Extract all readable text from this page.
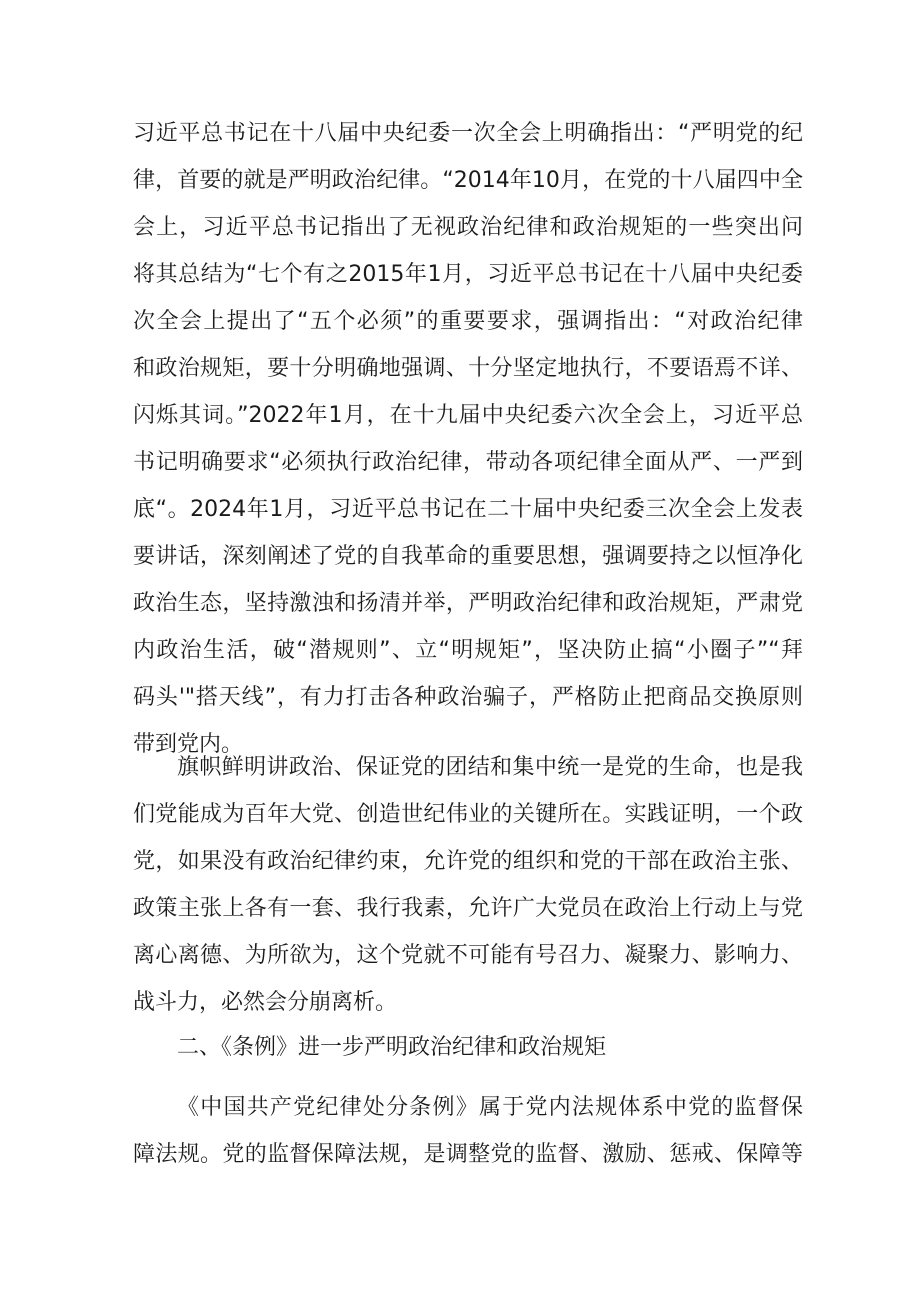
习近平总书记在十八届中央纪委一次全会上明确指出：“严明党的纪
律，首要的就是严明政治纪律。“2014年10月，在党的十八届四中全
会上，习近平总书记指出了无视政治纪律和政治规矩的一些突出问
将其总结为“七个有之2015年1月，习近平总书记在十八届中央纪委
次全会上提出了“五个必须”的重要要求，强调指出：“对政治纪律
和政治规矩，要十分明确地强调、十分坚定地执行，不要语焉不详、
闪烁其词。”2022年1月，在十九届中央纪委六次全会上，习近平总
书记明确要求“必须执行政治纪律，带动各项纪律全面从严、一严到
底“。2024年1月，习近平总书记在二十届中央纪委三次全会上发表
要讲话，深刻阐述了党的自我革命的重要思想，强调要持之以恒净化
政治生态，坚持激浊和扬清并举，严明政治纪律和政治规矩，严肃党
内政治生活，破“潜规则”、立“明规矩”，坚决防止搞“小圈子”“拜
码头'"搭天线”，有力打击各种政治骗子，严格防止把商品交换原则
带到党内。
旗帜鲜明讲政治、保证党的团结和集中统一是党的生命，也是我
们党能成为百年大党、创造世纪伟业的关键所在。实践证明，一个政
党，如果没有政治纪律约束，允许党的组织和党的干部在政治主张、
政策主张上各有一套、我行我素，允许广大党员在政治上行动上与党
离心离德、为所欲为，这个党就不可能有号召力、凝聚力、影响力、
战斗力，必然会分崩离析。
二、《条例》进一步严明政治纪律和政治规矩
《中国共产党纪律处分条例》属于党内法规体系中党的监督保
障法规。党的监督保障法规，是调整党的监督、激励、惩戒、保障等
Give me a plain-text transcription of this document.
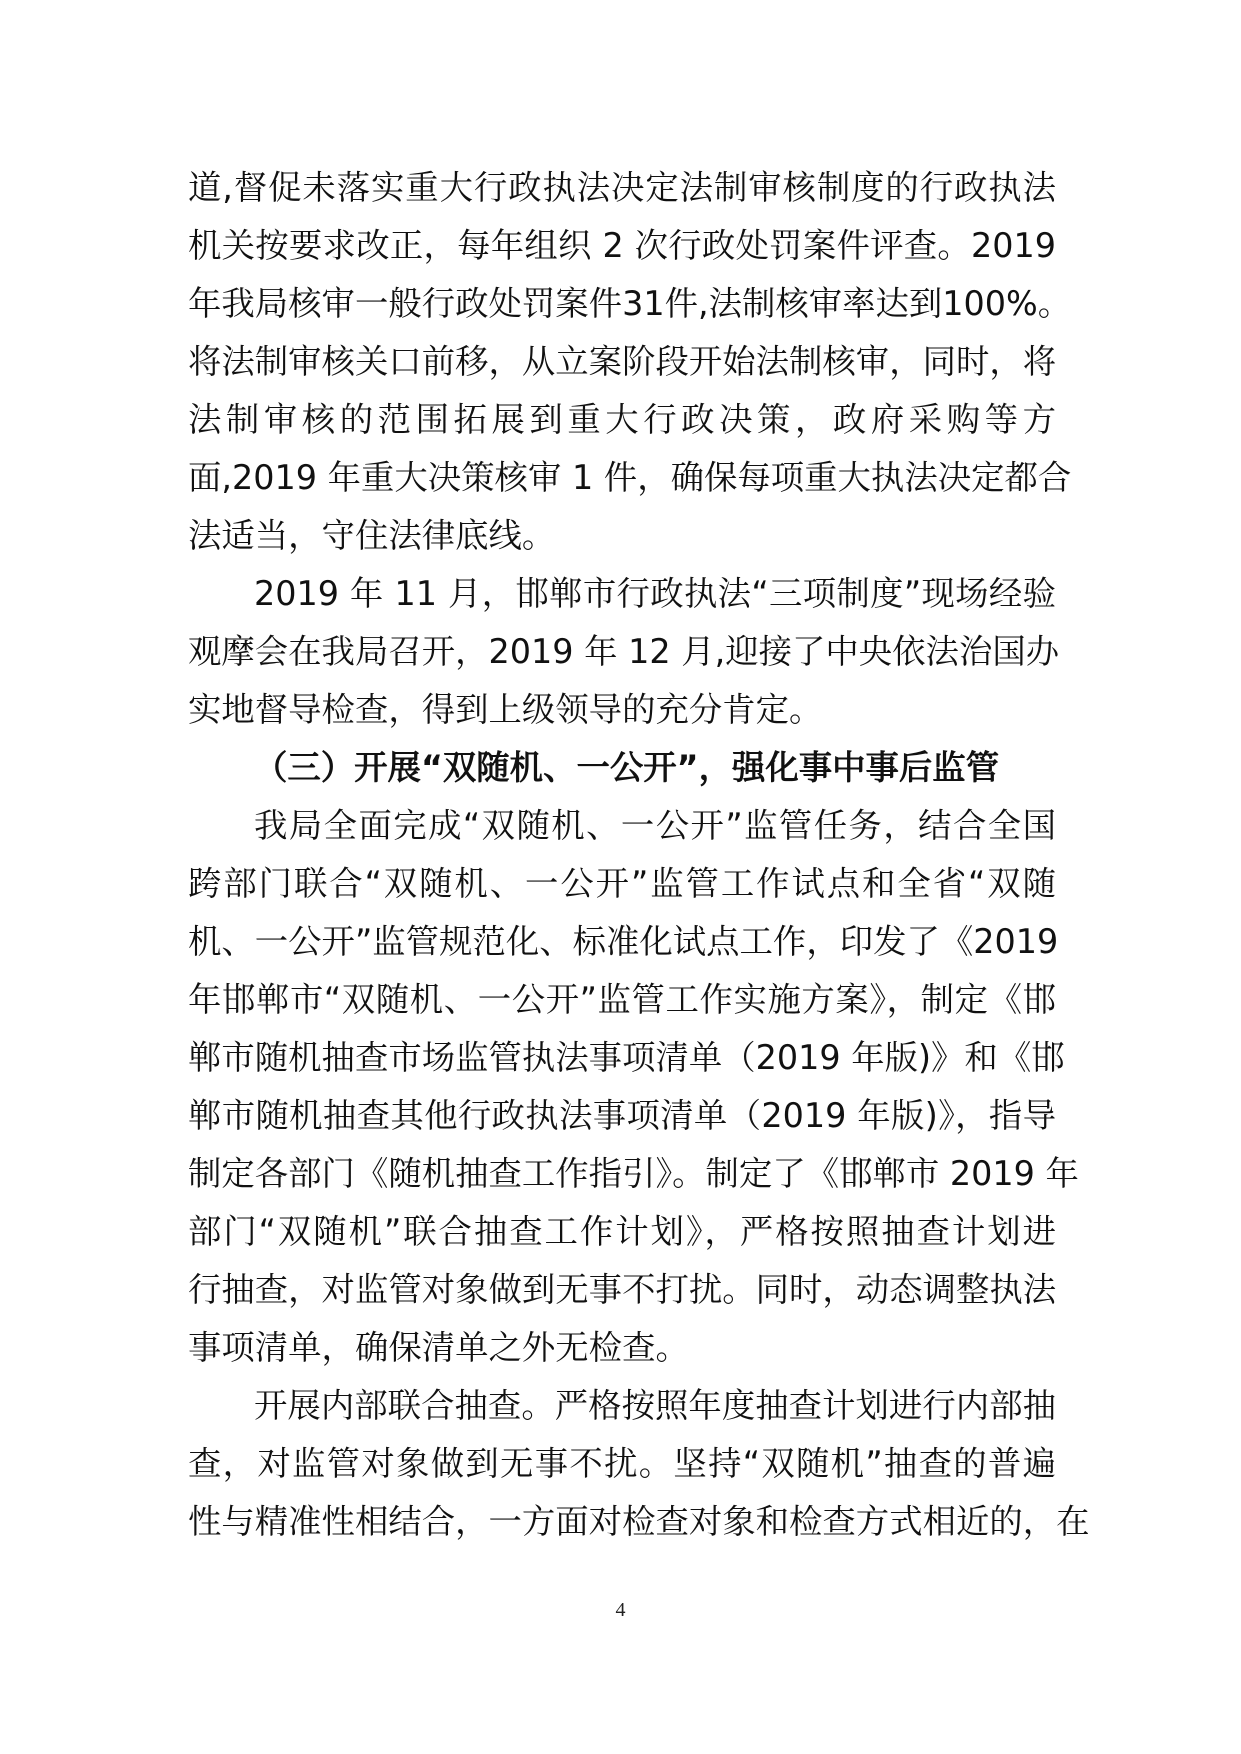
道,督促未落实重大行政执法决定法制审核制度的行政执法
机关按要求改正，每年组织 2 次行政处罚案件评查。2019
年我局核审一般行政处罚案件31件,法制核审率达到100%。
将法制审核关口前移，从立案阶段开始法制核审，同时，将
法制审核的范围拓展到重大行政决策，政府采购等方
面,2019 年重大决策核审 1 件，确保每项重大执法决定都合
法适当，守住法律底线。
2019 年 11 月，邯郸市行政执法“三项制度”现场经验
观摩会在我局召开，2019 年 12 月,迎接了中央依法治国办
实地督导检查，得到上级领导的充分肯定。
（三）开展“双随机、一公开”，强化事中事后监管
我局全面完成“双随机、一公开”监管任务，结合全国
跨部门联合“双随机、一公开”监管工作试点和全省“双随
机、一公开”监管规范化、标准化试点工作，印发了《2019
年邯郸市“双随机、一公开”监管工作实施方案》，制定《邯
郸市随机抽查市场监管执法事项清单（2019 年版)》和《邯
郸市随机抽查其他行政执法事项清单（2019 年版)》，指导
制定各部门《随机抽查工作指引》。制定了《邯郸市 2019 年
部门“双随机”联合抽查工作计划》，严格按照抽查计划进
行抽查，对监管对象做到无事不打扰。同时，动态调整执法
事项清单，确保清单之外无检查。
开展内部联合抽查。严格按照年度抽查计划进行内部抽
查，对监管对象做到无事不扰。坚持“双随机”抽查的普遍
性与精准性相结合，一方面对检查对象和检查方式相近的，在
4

• • •

## Task statement
Omit every image. Quote each record exactly.

## Reply
Extract all readable text from this page.
习近平总书记在十八届中央纪委一次全会上明确指出：“严明党的纪
律，首要的就是严明政治纪律。“2014年10月，在党的十八届四中全
会上，习近平总书记指出了无视政治纪律和政治规矩的一些突出问
将其总结为“七个有之2015年1月，习近平总书记在十八届中央纪委
次全会上提出了“五个必须”的重要要求，强调指出：“对政治纪律
和政治规矩，要十分明确地强调、十分坚定地执行，不要语焉不详、
闪烁其词。”2022年1月，在十九届中央纪委六次全会上，习近平总
书记明确要求“必须执行政治纪律，带动各项纪律全面从严、一严到
底“。2024年1月，习近平总书记在二十届中央纪委三次全会上发表
要讲话，深刻阐述了党的自我革命的重要思想，强调要持之以恒净化
政治生态，坚持激浊和扬清并举，严明政治纪律和政治规矩，严肃党
内政治生活，破“潜规则”、立“明规矩”，坚决防止搞“小圈子”“拜
码头'"搭天线”，有力打击各种政治骗子，严格防止把商品交换原则
带到党内。
旗帜鲜明讲政治、保证党的团结和集中统一是党的生命，也是我
们党能成为百年大党、创造世纪伟业的关键所在。实践证明，一个政
党，如果没有政治纪律约束，允许党的组织和党的干部在政治主张、
政策主张上各有一套、我行我素，允许广大党员在政治上行动上与党
离心离德、为所欲为，这个党就不可能有号召力、凝聚力、影响力、
战斗力，必然会分崩离析。
二、《条例》进一步严明政治纪律和政治规矩
《中国共产党纪律处分条例》属于党内法规体系中党的监督保
障法规。党的监督保障法规，是调整党的监督、激励、惩戒、保障等
Give me a plain-text transcription of this document.
道,督促未落实重大行政执法决定法制审核制度的行政执法
机关按要求改正，每年组织 2 次行政处罚案件评查。2019
年我局核审一般行政处罚案件31件,法制核审率达到100%。
将法制审核关口前移，从立案阶段开始法制核审，同时，将
法制审核的范围拓展到重大行政决策，政府采购等方
面,2019 年重大决策核审 1 件，确保每项重大执法决定都合
法适当，守住法律底线。
2019 年 11 月，邯郸市行政执法“三项制度”现场经验
观摩会在我局召开，2019 年 12 月,迎接了中央依法治国办
实地督导检查，得到上级领导的充分肯定。
（三）开展“双随机、一公开”，强化事中事后监管
我局全面完成“双随机、一公开”监管任务，结合全国
跨部门联合“双随机、一公开”监管工作试点和全省“双随
机、一公开”监管规范化、标准化试点工作，印发了《2019
年邯郸市“双随机、一公开”监管工作实施方案》，制定《邯
郸市随机抽查市场监管执法事项清单（2019 年版)》和《邯
郸市随机抽查其他行政执法事项清单（2019 年版)》，指导
制定各部门《随机抽查工作指引》。制定了《邯郸市 2019 年
部门“双随机”联合抽查工作计划》，严格按照抽查计划进
行抽查，对监管对象做到无事不打扰。同时，动态调整执法
事项清单，确保清单之外无检查。
开展内部联合抽查。严格按照年度抽查计划进行内部抽
查，对监管对象做到无事不扰。坚持“双随机”抽查的普遍
性与精准性相结合，一方面对检查对象和检查方式相近的，在
4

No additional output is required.